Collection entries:
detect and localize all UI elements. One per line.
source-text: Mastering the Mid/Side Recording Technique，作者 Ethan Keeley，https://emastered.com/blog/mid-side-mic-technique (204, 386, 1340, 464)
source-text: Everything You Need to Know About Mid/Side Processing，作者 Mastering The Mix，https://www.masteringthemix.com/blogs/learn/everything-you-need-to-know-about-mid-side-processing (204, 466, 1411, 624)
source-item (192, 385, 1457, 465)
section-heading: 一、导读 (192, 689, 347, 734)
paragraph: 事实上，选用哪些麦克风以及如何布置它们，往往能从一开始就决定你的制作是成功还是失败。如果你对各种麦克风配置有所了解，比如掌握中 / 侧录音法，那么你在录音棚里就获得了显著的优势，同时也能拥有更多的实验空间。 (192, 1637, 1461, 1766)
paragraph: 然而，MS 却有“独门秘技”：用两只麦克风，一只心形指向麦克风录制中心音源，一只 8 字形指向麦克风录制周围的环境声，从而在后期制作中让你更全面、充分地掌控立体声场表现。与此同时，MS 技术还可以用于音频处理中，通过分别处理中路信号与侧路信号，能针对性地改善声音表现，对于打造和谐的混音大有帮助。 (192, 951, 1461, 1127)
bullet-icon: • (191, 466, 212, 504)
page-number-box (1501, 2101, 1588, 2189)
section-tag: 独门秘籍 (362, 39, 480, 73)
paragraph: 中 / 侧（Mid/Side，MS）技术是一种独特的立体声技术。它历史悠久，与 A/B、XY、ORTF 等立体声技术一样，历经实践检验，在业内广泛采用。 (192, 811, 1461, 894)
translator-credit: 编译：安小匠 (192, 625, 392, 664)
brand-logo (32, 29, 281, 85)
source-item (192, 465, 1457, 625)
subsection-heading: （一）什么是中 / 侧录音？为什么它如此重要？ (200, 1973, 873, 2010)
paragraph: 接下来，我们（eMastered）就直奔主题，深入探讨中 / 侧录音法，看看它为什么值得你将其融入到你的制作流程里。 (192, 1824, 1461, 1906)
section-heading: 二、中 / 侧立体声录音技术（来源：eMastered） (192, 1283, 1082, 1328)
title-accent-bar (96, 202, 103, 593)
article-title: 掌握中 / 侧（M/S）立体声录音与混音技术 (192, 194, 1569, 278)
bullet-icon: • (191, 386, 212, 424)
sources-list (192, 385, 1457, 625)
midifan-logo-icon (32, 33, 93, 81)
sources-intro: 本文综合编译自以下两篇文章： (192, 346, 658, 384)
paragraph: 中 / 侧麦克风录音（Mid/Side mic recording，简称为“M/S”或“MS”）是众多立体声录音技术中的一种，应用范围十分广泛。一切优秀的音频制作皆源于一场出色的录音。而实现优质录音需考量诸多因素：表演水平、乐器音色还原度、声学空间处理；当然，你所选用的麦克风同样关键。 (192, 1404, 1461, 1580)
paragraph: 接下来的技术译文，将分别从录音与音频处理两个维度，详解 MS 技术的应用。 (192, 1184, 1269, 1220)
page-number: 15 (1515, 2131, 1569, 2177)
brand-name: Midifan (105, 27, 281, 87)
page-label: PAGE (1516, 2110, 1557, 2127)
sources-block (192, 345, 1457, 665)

[EXERCISE INSTRUCTIONS]: Convert every line of the listing above into a JSON list of strings, one string per line, and leave out any blank lines.

[CORRECT RESPONSE]:
[
  "detect and localize all UI elements. One per line.",
  "source-text: Mastering the Mid/Side Recording Technique，作者 Ethan Keeley，https://emastered.com/blog/mid-side-mic-technique (204, 386, 1340, 464)",
  "source-text: Everything You Need to Know About Mid/Side Processing，作者 Mastering The Mix，https://www.masteringthemix.com/blogs/learn/everything-you-need-to-know-about-mid-side-processing (204, 466, 1411, 624)",
  "source-item (192, 385, 1457, 465)",
  "section-heading: 一、导读 (192, 689, 347, 734)",
  "paragraph: 事实上，选用哪些麦克风以及如何布置它们，往往能从一开始就决定你的制作是成功还是失败。如果你对各种麦克风配置有所了解，比如掌握中 / 侧录音法，那么你在录音棚里就获得了显著的优势，同时也能拥有更多的实验空间。 (192, 1637, 1461, 1766)",
  "paragraph: 然而，MS 却有“独门秘技”：用两只麦克风，一只心形指向麦克风录制中心音源，一只 8 字形指向麦克风录制周围的环境声，从而在后期制作中让你更全面、充分地掌控立体声场表现。与此同时，MS 技术还可以用于音频处理中，通过分别处理中路信号与侧路信号，能针对性地改善声音表现，对于打造和谐的混音大有帮助。 (192, 951, 1461, 1127)",
  "bullet-icon: • (191, 466, 212, 504)",
  "page-number-box (1501, 2101, 1588, 2189)",
  "section-tag: 独门秘籍 (362, 39, 480, 73)",
  "paragraph: 中 / 侧（Mid/Side，MS）技术是一种独特的立体声技术。它历史悠久，与 A/B、XY、ORTF 等立体声技术一样，历经实践检验，在业内广泛采用。 (192, 811, 1461, 894)",
  "translator-credit: 编译：安小匠 (192, 625, 392, 664)",
  "brand-logo (32, 29, 281, 85)",
  "source-item (192, 465, 1457, 625)",
  "subsection-heading: （一）什么是中 / 侧录音？为什么它如此重要？ (200, 1973, 873, 2010)",
  "paragraph: 接下来，我们（eMastered）就直奔主题，深入探讨中 / 侧录音法，看看它为什么值得你将其融入到你的制作流程里。 (192, 1824, 1461, 1906)",
  "section-heading: 二、中 / 侧立体声录音技术（来源：eMastered） (192, 1283, 1082, 1328)",
  "title-accent-bar (96, 202, 103, 593)",
  "article-title: 掌握中 / 侧（M/S）立体声录音与混音技术 (192, 194, 1569, 278)",
  "bullet-icon: • (191, 386, 212, 424)",
  "sources-list (192, 385, 1457, 625)",
  "midifan-logo-icon (32, 33, 93, 81)",
  "sources-intro: 本文综合编译自以下两篇文章： (192, 346, 658, 384)",
  "paragraph: 中 / 侧麦克风录音（Mid/Side mic recording，简称为“M/S”或“MS”）是众多立体声录音技术中的一种，应用范围十分广泛。一切优秀的音频制作皆源于一场出色的录音。而实现优质录音需考量诸多因素：表演水平、乐器音色还原度、声学空间处理；当然，你所选用的麦克风同样关键。 (192, 1404, 1461, 1580)",
  "paragraph: 接下来的技术译文，将分别从录音与音频处理两个维度，详解 MS 技术的应用。 (192, 1184, 1269, 1220)",
  "page-number: 15 (1515, 2131, 1569, 2177)",
  "brand-name: Midifan (105, 27, 281, 87)",
  "page-label: PAGE (1516, 2110, 1557, 2127)",
  "sources-block (192, 345, 1457, 665)"
]